### What the task asks
Tally the lines in the records underneath that contain the string "della", and state the figure by itself.

___ Material to process

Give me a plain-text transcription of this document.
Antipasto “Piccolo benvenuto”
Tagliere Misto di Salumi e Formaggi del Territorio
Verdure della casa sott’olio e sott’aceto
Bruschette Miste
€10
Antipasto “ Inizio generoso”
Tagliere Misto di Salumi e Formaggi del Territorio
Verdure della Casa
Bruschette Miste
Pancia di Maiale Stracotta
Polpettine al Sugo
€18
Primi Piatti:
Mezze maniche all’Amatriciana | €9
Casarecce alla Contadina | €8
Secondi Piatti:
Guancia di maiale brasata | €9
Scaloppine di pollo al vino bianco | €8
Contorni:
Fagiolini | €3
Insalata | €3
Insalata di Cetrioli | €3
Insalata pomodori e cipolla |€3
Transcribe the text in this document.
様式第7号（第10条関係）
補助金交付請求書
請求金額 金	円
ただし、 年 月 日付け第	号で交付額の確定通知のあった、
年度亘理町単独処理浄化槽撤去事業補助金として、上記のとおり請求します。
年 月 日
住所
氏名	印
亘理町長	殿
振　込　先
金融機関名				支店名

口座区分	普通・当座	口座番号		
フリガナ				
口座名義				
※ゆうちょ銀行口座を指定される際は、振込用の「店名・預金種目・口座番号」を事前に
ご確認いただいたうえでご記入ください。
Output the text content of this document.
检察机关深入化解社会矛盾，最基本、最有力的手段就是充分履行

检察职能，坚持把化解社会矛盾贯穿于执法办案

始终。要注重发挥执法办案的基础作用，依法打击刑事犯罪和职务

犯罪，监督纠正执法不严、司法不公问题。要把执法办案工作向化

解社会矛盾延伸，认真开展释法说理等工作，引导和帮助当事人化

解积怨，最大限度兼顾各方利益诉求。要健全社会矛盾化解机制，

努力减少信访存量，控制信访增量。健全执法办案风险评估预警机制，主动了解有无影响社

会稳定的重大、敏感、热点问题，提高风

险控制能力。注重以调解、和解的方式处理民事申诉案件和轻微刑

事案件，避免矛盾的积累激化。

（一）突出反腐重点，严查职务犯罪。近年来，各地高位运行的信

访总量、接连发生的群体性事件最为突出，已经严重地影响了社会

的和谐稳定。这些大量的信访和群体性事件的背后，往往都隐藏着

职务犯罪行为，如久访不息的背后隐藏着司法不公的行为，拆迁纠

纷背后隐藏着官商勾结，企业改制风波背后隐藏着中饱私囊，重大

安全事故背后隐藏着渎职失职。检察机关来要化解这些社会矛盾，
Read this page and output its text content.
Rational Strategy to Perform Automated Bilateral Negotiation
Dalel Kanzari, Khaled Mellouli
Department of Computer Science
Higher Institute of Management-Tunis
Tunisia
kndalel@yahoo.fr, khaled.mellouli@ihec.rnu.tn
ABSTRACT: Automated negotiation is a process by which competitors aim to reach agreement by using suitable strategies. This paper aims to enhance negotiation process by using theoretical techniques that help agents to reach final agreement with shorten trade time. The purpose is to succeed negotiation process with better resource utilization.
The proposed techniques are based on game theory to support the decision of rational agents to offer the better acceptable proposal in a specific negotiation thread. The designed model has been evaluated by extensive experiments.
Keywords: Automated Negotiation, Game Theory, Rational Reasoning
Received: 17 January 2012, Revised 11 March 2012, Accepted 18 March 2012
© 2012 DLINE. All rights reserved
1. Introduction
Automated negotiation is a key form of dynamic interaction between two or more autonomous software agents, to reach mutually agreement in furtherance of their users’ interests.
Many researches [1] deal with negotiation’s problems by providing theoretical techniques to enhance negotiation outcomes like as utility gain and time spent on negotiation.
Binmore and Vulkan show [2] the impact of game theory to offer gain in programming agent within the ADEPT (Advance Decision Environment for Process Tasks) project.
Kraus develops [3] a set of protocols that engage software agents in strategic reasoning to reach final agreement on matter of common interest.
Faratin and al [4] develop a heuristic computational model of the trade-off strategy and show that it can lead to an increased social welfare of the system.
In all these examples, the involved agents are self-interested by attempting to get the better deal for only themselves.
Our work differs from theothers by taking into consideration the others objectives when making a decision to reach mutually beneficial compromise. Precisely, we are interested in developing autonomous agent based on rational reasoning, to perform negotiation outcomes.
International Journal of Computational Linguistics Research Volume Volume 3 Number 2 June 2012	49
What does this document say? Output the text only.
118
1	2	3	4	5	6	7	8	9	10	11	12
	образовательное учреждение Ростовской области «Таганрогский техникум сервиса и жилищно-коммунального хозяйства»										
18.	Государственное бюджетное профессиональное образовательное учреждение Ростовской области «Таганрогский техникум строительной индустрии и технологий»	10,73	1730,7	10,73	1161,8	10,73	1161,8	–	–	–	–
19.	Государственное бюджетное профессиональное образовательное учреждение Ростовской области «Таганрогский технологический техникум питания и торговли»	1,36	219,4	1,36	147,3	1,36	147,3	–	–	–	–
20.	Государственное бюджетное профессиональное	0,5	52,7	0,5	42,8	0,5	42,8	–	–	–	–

______

### Final answer
2